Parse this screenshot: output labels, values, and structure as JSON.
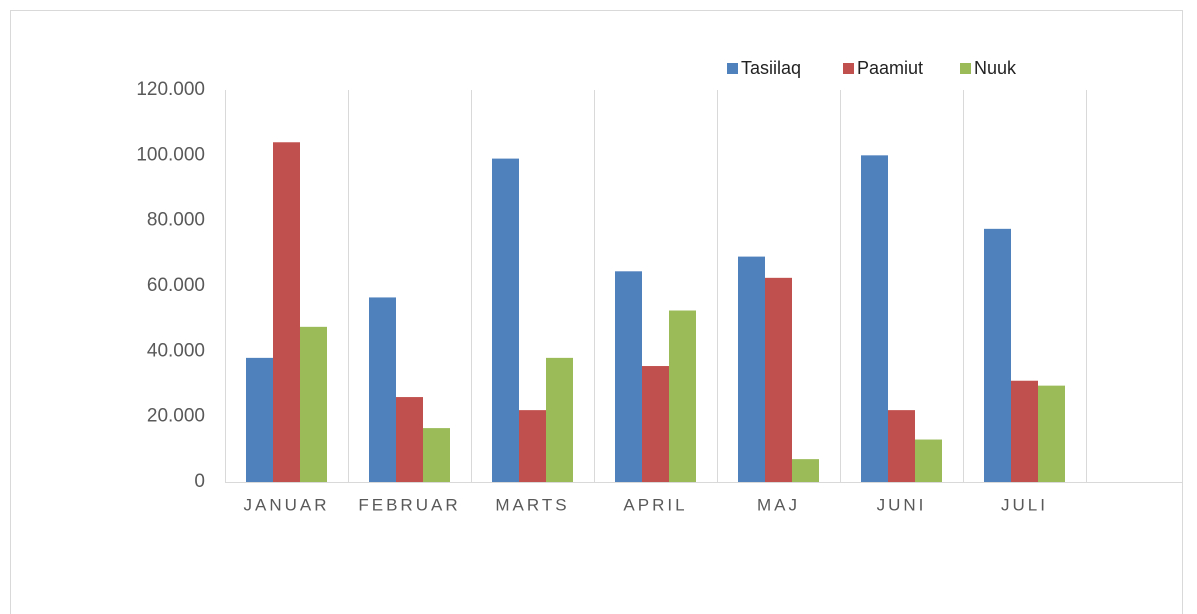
{
  "chart_data": {
    "type": "bar",
    "categories": [
      "JANUAR",
      "FEBRUAR",
      "MARTS",
      "APRIL",
      "MAJ",
      "JUNI",
      "JULI"
    ],
    "series": [
      {
        "name": "Tasiilaq",
        "color": "#4f81bd",
        "values": [
          38000,
          56500,
          99000,
          64500,
          69000,
          100000,
          77500
        ]
      },
      {
        "name": "Paamiut",
        "color": "#c0504d",
        "values": [
          104000,
          26000,
          22000,
          35500,
          62500,
          22000,
          31000
        ]
      },
      {
        "name": "Nuuk",
        "color": "#9bbb59",
        "values": [
          47500,
          16500,
          38000,
          52500,
          7000,
          13000,
          29500
        ]
      }
    ],
    "ylim": [
      0,
      120000
    ],
    "yticks": [
      0,
      {
        "value": 20000,
        "label": "20.000"
      },
      {
        "value": 40000,
        "label": "40.000"
      },
      {
        "value": 60000,
        "label": "60.000"
      },
      {
        "value": 80000,
        "label": "80.000"
      },
      {
        "value": 100000,
        "label": "100.000"
      },
      {
        "value": 120000,
        "label": "120.000"
      }
    ],
    "grid": true,
    "legend": "top-right"
  }
}
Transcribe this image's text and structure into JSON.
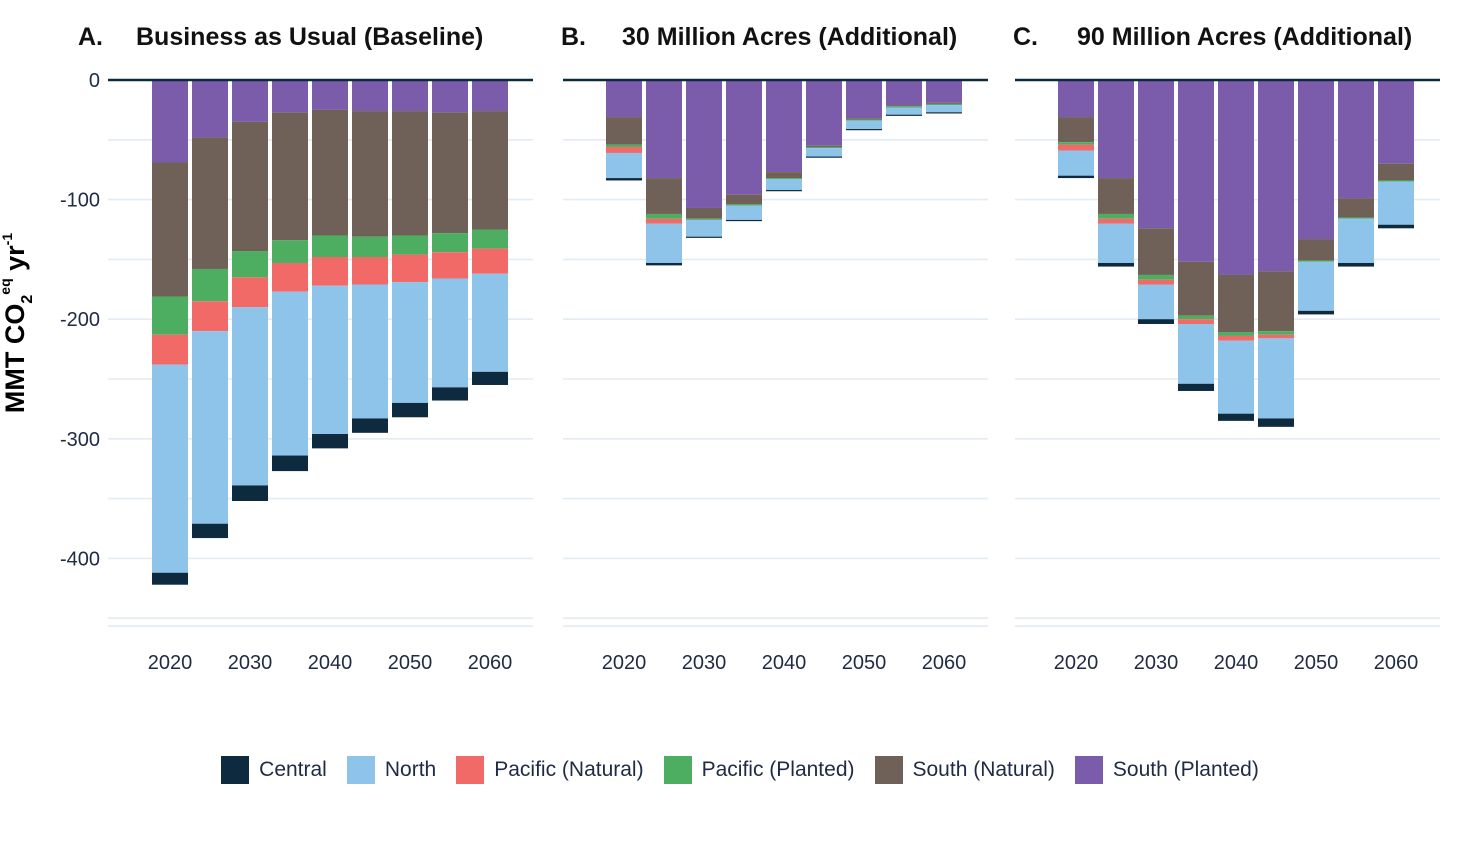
{
  "chart_data": {
    "type": "bar",
    "stacked": true,
    "ylabel": "MMT CO",
    "ylabel_sub": "2",
    "ylabel_sup": "eq",
    "ylabel_rest": " yr",
    "ylabel_rest_sup": "-1",
    "ylim": [
      -450,
      0
    ],
    "yticks": [
      0,
      -100,
      -200,
      -300,
      -400
    ],
    "ytick_labels": [
      "0",
      "-100",
      "-200",
      "-300",
      "-400"
    ],
    "grid": true,
    "legend_position": "bottom",
    "colors": {
      "Central": "#0d2a3e",
      "North": "#8ec3ea",
      "Pacific (Natural)": "#f16a68",
      "Pacific (Planted)": "#4dae62",
      "South (Natural)": "#706158",
      "South (Planted)": "#7a5caa"
    },
    "stack_order": [
      "South (Planted)",
      "South (Natural)",
      "Pacific (Planted)",
      "Pacific (Natural)",
      "North",
      "Central"
    ],
    "legend_order": [
      "Central",
      "North",
      "Pacific (Natural)",
      "Pacific (Planted)",
      "South (Natural)",
      "South (Planted)"
    ],
    "x": [
      2020,
      2025,
      2030,
      2035,
      2040,
      2045,
      2050,
      2055,
      2060
    ],
    "xticks": [
      2020,
      2030,
      2040,
      2050,
      2060
    ],
    "panels": [
      {
        "label": "A.",
        "title": "Business as Usual (Baseline)",
        "series": [
          {
            "name": "South (Planted)",
            "values": [
              -69,
              -48,
              -35,
              -27,
              -25,
              -26,
              -26,
              -27,
              -26
            ]
          },
          {
            "name": "South (Natural)",
            "values": [
              -112,
              -110,
              -108,
              -107,
              -105,
              -105,
              -104,
              -101,
              -99
            ]
          },
          {
            "name": "Pacific (Planted)",
            "values": [
              -32,
              -27,
              -22,
              -19,
              -18,
              -17,
              -16,
              -16,
              -16
            ]
          },
          {
            "name": "Pacific (Natural)",
            "values": [
              -25,
              -25,
              -25,
              -24,
              -24,
              -23,
              -23,
              -22,
              -21
            ]
          },
          {
            "name": "North",
            "values": [
              -174,
              -161,
              -149,
              -137,
              -124,
              -112,
              -101,
              -91,
              -82
            ]
          },
          {
            "name": "Central",
            "values": [
              -10,
              -12,
              -13,
              -13,
              -12,
              -12,
              -12,
              -11,
              -11
            ]
          }
        ]
      },
      {
        "label": "B.",
        "title": "30 Million Acres (Additional)",
        "series": [
          {
            "name": "South (Planted)",
            "values": [
              -31,
              -82,
              -107,
              -96,
              -77,
              -55,
              -32,
              -21,
              -19
            ]
          },
          {
            "name": "South (Natural)",
            "values": [
              -23,
              -30,
              -9,
              -8,
              -5,
              -1,
              -1,
              -1,
              -1
            ]
          },
          {
            "name": "Pacific (Planted)",
            "values": [
              -2,
              -4,
              -1,
              -1,
              -1,
              -1,
              -1,
              -1,
              -1
            ]
          },
          {
            "name": "Pacific (Natural)",
            "values": [
              -5,
              -4,
              0,
              0,
              0,
              0,
              0,
              0,
              0
            ]
          },
          {
            "name": "North",
            "values": [
              -21,
              -33,
              -14,
              -12,
              -9,
              -7,
              -7,
              -6,
              -6
            ]
          },
          {
            "name": "Central",
            "values": [
              -2,
              -2,
              -1,
              -1,
              -1,
              -1,
              -1,
              -1,
              -1
            ]
          }
        ]
      },
      {
        "label": "C.",
        "title": "90 Million Acres (Additional)",
        "series": [
          {
            "name": "South (Planted)",
            "values": [
              -31,
              -82,
              -124,
              -152,
              -163,
              -160,
              -133,
              -99,
              -70
            ]
          },
          {
            "name": "South (Natural)",
            "values": [
              -21,
              -30,
              -39,
              -45,
              -48,
              -50,
              -18,
              -16,
              -14
            ]
          },
          {
            "name": "Pacific (Planted)",
            "values": [
              -2,
              -4,
              -4,
              -3,
              -3,
              -3,
              -1,
              -1,
              -1
            ]
          },
          {
            "name": "Pacific (Natural)",
            "values": [
              -5,
              -4,
              -4,
              -4,
              -4,
              -3,
              0,
              0,
              0
            ]
          },
          {
            "name": "North",
            "values": [
              -21,
              -33,
              -29,
              -50,
              -61,
              -67,
              -41,
              -37,
              -36
            ]
          },
          {
            "name": "Central",
            "values": [
              -2,
              -3,
              -4,
              -6,
              -6,
              -7,
              -3,
              -3,
              -3
            ]
          }
        ]
      }
    ]
  }
}
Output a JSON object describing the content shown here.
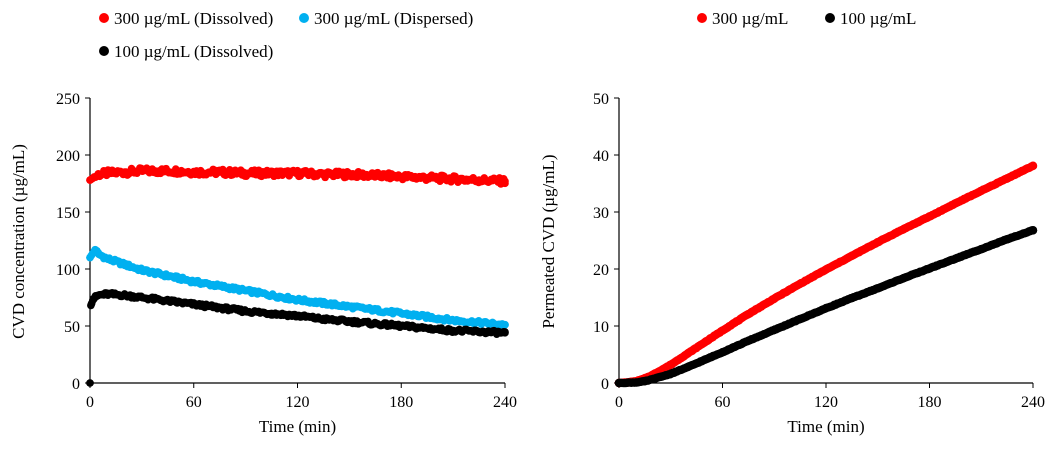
{
  "chart_data": [
    {
      "type": "scatter",
      "xlabel": "Time (min)",
      "ylabel": "CVD concentration (µg/mL)",
      "xlim": [
        0,
        240
      ],
      "ylim": [
        0,
        250
      ],
      "xticks": [
        "0",
        "60",
        "120",
        "180",
        "240"
      ],
      "yticks": [
        "0",
        "50",
        "100",
        "150",
        "200",
        "250"
      ],
      "grid": false,
      "legend_position": "top",
      "series": [
        {
          "name": "300 µg/mL (Dissolved)",
          "color": "#ff0000",
          "x": [
            0,
            5,
            10,
            20,
            30,
            40,
            50,
            60,
            75,
            90,
            105,
            120,
            135,
            150,
            165,
            180,
            195,
            210,
            225,
            240
          ],
          "y": [
            178,
            183,
            184,
            185,
            186,
            186,
            186,
            185,
            185,
            184,
            184,
            184,
            183,
            183,
            182,
            181,
            180,
            179,
            178,
            177
          ]
        },
        {
          "name": "300 µg/mL (Dispersed)",
          "color": "#00b0f0",
          "x": [
            0,
            3,
            5,
            10,
            20,
            30,
            45,
            60,
            75,
            90,
            105,
            120,
            135,
            150,
            165,
            180,
            195,
            210,
            225,
            240
          ],
          "y": [
            110,
            117,
            113,
            109,
            104,
            99,
            94,
            89,
            85,
            81,
            77,
            73,
            70,
            67,
            64,
            61,
            58,
            55,
            53,
            51
          ]
        },
        {
          "name": "100 µg/mL (Dissolved)",
          "color": "#000000",
          "x": [
            0,
            0.5,
            1,
            2,
            5,
            10,
            20,
            30,
            45,
            60,
            75,
            90,
            105,
            120,
            135,
            150,
            165,
            180,
            195,
            210,
            225,
            240
          ],
          "y": [
            0,
            68,
            70,
            74,
            77,
            78,
            77,
            75,
            72,
            69,
            66,
            63,
            61,
            59,
            56,
            54,
            52,
            50,
            48,
            46,
            45,
            44
          ]
        }
      ]
    },
    {
      "type": "scatter",
      "xlabel": "Time (min)",
      "ylabel": "Permeated CVD (µg/mL)",
      "xlim": [
        0,
        240
      ],
      "ylim": [
        0,
        50
      ],
      "xticks": [
        "0",
        "60",
        "120",
        "180",
        "240"
      ],
      "yticks": [
        "0",
        "10",
        "20",
        "30",
        "40",
        "50"
      ],
      "grid": false,
      "legend_position": "top",
      "series": [
        {
          "name": "300 µg/mL",
          "color": "#ff0000",
          "x": [
            0,
            5,
            10,
            15,
            20,
            30,
            40,
            50,
            60,
            75,
            90,
            105,
            120,
            135,
            150,
            165,
            180,
            195,
            210,
            225,
            240
          ],
          "y": [
            0,
            0.1,
            0.3,
            0.8,
            1.5,
            3.2,
            5.2,
            7.2,
            9.2,
            12.1,
            14.8,
            17.4,
            19.9,
            22.3,
            24.7,
            27.0,
            29.2,
            31.5,
            33.7,
            35.9,
            38.1
          ]
        },
        {
          "name": "100 µg/mL",
          "color": "#000000",
          "x": [
            0,
            5,
            10,
            15,
            20,
            30,
            40,
            50,
            60,
            75,
            90,
            105,
            120,
            135,
            150,
            165,
            180,
            195,
            210,
            225,
            240
          ],
          "y": [
            0,
            0.05,
            0.1,
            0.3,
            0.7,
            1.6,
            2.8,
            4.1,
            5.4,
            7.4,
            9.3,
            11.2,
            13.1,
            14.9,
            16.6,
            18.4,
            20.1,
            21.8,
            23.5,
            25.2,
            26.8
          ]
        }
      ]
    }
  ]
}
^^^^^^^^^^^^^^^^
Direction:
Look through the data and show every line containing "Million".

Exercise output:
        "title": "30 Million Acres (Additional)",
        "title": "90 Million Acres (Additional)",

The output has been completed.